──────── MATERIAL PROVIDED

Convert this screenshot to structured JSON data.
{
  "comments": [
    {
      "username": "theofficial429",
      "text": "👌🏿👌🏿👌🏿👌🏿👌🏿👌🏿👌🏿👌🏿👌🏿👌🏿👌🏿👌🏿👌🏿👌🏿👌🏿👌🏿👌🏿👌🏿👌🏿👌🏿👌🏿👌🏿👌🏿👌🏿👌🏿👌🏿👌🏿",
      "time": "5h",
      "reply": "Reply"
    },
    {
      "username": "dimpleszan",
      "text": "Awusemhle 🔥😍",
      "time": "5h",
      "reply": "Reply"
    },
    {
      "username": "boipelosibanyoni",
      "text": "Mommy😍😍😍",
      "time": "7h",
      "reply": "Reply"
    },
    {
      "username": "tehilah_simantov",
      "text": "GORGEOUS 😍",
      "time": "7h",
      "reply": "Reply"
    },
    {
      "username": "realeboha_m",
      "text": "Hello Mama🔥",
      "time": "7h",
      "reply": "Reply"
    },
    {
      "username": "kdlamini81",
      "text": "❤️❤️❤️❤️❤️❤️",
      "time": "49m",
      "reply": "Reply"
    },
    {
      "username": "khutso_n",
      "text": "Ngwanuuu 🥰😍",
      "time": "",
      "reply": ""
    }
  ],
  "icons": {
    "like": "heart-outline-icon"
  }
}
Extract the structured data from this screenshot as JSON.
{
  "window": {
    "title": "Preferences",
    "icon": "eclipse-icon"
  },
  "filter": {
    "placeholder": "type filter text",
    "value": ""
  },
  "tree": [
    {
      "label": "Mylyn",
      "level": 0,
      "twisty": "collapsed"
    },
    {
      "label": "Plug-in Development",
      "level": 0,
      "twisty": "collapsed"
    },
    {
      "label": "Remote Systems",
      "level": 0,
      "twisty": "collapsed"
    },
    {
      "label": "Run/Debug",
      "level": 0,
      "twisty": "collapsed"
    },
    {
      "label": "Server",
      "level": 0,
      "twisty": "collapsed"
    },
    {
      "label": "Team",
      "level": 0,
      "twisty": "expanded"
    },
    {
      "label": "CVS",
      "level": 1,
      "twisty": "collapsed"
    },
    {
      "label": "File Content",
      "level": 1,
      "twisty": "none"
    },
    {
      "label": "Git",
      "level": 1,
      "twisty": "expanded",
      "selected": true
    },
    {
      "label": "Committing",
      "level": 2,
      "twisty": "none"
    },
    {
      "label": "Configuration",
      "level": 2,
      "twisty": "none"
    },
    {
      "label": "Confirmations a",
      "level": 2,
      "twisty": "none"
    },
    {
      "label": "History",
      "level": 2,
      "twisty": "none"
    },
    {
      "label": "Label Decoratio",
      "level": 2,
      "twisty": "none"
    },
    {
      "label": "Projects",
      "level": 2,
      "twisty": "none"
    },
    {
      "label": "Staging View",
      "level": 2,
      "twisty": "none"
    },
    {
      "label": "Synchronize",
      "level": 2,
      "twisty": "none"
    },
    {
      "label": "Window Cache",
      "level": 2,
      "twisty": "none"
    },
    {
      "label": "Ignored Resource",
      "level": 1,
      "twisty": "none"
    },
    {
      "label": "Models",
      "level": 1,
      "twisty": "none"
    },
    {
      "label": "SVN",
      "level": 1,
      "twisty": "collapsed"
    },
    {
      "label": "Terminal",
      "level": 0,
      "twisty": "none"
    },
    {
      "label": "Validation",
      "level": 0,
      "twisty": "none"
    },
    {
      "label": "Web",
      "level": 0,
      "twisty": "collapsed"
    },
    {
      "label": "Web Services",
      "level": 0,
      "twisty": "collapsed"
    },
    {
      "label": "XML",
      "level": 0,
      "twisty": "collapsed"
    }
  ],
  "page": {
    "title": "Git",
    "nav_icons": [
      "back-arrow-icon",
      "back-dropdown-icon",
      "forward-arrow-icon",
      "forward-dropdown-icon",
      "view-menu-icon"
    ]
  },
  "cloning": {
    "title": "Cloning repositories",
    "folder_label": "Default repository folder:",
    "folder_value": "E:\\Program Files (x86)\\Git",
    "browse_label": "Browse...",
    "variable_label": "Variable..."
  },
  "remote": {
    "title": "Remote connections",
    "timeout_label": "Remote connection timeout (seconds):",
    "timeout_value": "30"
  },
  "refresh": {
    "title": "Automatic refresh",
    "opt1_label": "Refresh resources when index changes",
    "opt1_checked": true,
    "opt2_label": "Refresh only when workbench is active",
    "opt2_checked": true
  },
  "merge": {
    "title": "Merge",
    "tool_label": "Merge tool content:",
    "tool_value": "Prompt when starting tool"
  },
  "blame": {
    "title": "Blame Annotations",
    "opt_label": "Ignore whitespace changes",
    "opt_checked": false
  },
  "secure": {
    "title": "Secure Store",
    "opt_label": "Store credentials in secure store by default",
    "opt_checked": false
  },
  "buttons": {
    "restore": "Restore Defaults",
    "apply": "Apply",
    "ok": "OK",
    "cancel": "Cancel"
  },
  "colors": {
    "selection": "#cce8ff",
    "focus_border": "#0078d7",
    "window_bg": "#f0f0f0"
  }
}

────────────────

Give the listing again, word for word.

Convert this screenshot to structured JSON data.
{
  "comments": [
    {
      "username": "theofficial429",
      "text": "👌🏿👌🏿👌🏿👌🏿👌🏿👌🏿👌🏿👌🏿👌🏿👌🏿👌🏿👌🏿👌🏿👌🏿👌🏿👌🏿👌🏿👌🏿👌🏿👌🏿👌🏿👌🏿👌🏿👌🏿👌🏿👌🏿👌🏿",
      "time": "5h",
      "reply": "Reply"
    },
    {
      "username": "dimpleszan",
      "text": "Awusemhle 🔥😍",
      "time": "5h",
      "reply": "Reply"
    },
    {
      "username": "boipelosibanyoni",
      "text": "Mommy😍😍😍",
      "time": "7h",
      "reply": "Reply"
    },
    {
      "username": "tehilah_simantov",
      "text": "GORGEOUS 😍",
      "time": "7h",
      "reply": "Reply"
    },
    {
      "username": "realeboha_m",
      "text": "Hello Mama🔥",
      "time": "7h",
      "reply": "Reply"
    },
    {
      "username": "kdlamini81",
      "text": "❤️❤️❤️❤️❤️❤️",
      "time": "49m",
      "reply": "Reply"
    },
    {
      "username": "khutso_n",
      "text": "Ngwanuuu 🥰😍",
      "time": "",
      "reply": ""
    }
  ],
  "icons": {
    "like": "heart-outline-icon"
  }
}
Extract the structured data from this screenshot as JSON.
{
  "window": {
    "title": "Preferences",
    "icon": "eclipse-icon"
  },
  "filter": {
    "placeholder": "type filter text",
    "value": ""
  },
  "tree": [
    {
      "label": "Mylyn",
      "level": 0,
      "twisty": "collapsed"
    },
    {
      "label": "Plug-in Development",
      "level": 0,
      "twisty": "collapsed"
    },
    {
      "label": "Remote Systems",
      "level": 0,
      "twisty": "collapsed"
    },
    {
      "label": "Run/Debug",
      "level": 0,
      "twisty": "collapsed"
    },
    {
      "label": "Server",
      "level": 0,
      "twisty": "collapsed"
    },
    {
      "label": "Team",
      "level": 0,
      "twisty": "expanded"
    },
    {
      "label": "CVS",
      "level": 1,
      "twisty": "collapsed"
    },
    {
      "label": "File Content",
      "level": 1,
      "twisty": "none"
    },
    {
      "label": "Git",
      "level": 1,
      "twisty": "expanded",
      "selected": true
    },
    {
      "label": "Committing",
      "level": 2,
      "twisty": "none"
    },
    {
      "label": "Configuration",
      "level": 2,
      "twisty": "none"
    },
    {
      "label": "Confirmations a",
      "level": 2,
      "twisty": "none"
    },
    {
      "label": "History",
      "level": 2,
      "twisty": "none"
    },
    {
      "label": "Label Decoratio",
      "level": 2,
      "twisty": "none"
    },
    {
      "label": "Projects",
      "level": 2,
      "twisty": "none"
    },
    {
      "label": "Staging View",
      "level": 2,
      "twisty": "none"
    },
    {
      "label": "Synchronize",
      "level": 2,
      "twisty": "none"
    },
    {
      "label": "Window Cache",
      "level": 2,
      "twisty": "none"
    },
    {
      "label": "Ignored Resource",
      "level": 1,
      "twisty": "none"
    },
    {
      "label": "Models",
      "level": 1,
      "twisty": "none"
    },
    {
      "label": "SVN",
      "level": 1,
      "twisty": "collapsed"
    },
    {
      "label": "Terminal",
      "level": 0,
      "twisty": "none"
    },
    {
      "label": "Validation",
      "level": 0,
      "twisty": "none"
    },
    {
      "label": "Web",
      "level": 0,
      "twisty": "collapsed"
    },
    {
      "label": "Web Services",
      "level": 0,
      "twisty": "collapsed"
    },
    {
      "label": "XML",
      "level": 0,
      "twisty": "collapsed"
    }
  ],
  "page": {
    "title": "Git",
    "nav_icons": [
      "back-arrow-icon",
      "back-dropdown-icon",
      "forward-arrow-icon",
      "forward-dropdown-icon",
      "view-menu-icon"
    ]
  },
  "cloning": {
    "title": "Cloning repositories",
    "folder_label": "Default repository folder:",
    "folder_value": "E:\\Program Files (x86)\\Git",
    "browse_label": "Browse...",
    "variable_label": "Variable..."
  },
  "remote": {
    "title": "Remote connections",
    "timeout_label": "Remote connection timeout (seconds):",
    "timeout_value": "30"
  },
  "refresh": {
    "title": "Automatic refresh",
    "opt1_label": "Refresh resources when index changes",
    "opt1_checked": true,
    "opt2_label": "Refresh only when workbench is active",
    "opt2_checked": true
  },
  "merge": {
    "title": "Merge",
    "tool_label": "Merge tool content:",
    "tool_value": "Prompt when starting tool"
  },
  "blame": {
    "title": "Blame Annotations",
    "opt_label": "Ignore whitespace changes",
    "opt_checked": false
  },
  "secure": {
    "title": "Secure Store",
    "opt_label": "Store credentials in secure store by default",
    "opt_checked": false
  },
  "buttons": {
    "restore": "Restore Defaults",
    "apply": "Apply",
    "ok": "OK",
    "cancel": "Cancel"
  },
  "colors": {
    "selection": "#cce8ff",
    "focus_border": "#0078d7",
    "window_bg": "#f0f0f0"
  }
}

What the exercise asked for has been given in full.